Exercise details: Print all the entries verbatim.

Supplied data:
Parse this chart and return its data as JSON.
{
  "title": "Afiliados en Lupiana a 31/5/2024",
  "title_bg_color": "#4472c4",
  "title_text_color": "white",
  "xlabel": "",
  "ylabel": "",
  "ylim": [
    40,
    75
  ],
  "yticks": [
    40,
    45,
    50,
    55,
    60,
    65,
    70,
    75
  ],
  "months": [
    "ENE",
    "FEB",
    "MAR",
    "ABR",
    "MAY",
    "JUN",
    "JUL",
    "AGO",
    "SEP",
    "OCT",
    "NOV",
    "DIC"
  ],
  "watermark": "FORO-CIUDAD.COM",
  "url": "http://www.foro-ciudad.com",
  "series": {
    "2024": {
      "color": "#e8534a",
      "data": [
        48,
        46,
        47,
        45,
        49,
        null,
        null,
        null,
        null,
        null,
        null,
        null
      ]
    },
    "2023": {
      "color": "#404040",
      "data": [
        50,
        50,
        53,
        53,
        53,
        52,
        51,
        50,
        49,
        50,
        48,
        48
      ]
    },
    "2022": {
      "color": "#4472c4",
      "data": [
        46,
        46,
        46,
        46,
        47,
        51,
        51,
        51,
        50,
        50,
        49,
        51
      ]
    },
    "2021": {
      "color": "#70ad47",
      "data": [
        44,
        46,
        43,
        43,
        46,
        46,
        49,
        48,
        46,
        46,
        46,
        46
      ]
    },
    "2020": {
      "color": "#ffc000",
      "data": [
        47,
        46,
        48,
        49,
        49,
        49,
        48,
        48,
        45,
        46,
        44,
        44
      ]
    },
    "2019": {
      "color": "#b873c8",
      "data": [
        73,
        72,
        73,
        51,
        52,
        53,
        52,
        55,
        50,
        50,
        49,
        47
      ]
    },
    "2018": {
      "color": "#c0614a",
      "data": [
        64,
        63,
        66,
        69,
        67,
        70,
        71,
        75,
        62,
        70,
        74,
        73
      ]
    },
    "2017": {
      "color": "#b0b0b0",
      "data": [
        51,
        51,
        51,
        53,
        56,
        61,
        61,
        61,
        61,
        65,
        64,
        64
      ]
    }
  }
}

Complete response:
Parse this chart and return its data as JSON.
{
  "title": "Afiliados en Lupiana a 31/5/2024",
  "title_bg_color": "#4472c4",
  "title_text_color": "white",
  "xlabel": "",
  "ylabel": "",
  "ylim": [
    40,
    75
  ],
  "yticks": [
    40,
    45,
    50,
    55,
    60,
    65,
    70,
    75
  ],
  "months": [
    "ENE",
    "FEB",
    "MAR",
    "ABR",
    "MAY",
    "JUN",
    "JUL",
    "AGO",
    "SEP",
    "OCT",
    "NOV",
    "DIC"
  ],
  "watermark": "FORO-CIUDAD.COM",
  "url": "http://www.foro-ciudad.com",
  "series": {
    "2024": {
      "color": "#e8534a",
      "data": [
        48,
        46,
        47,
        45,
        49,
        null,
        null,
        null,
        null,
        null,
        null,
        null
      ]
    },
    "2023": {
      "color": "#404040",
      "data": [
        50,
        50,
        53,
        53,
        53,
        52,
        51,
        50,
        49,
        50,
        48,
        48
      ]
    },
    "2022": {
      "color": "#4472c4",
      "data": [
        46,
        46,
        46,
        46,
        47,
        51,
        51,
        51,
        50,
        50,
        49,
        51
      ]
    },
    "2021": {
      "color": "#70ad47",
      "data": [
        44,
        46,
        43,
        43,
        46,
        46,
        49,
        48,
        46,
        46,
        46,
        46
      ]
    },
    "2020": {
      "color": "#ffc000",
      "data": [
        47,
        46,
        48,
        49,
        49,
        49,
        48,
        48,
        45,
        46,
        44,
        44
      ]
    },
    "2019": {
      "color": "#b873c8",
      "data": [
        73,
        72,
        73,
        51,
        52,
        53,
        52,
        55,
        50,
        50,
        49,
        47
      ]
    },
    "2018": {
      "color": "#c0614a",
      "data": [
        64,
        63,
        66,
        69,
        67,
        70,
        71,
        75,
        62,
        70,
        74,
        73
      ]
    },
    "2017": {
      "color": "#b0b0b0",
      "data": [
        51,
        51,
        51,
        53,
        56,
        61,
        61,
        61,
        61,
        65,
        64,
        64
      ]
    }
  }
}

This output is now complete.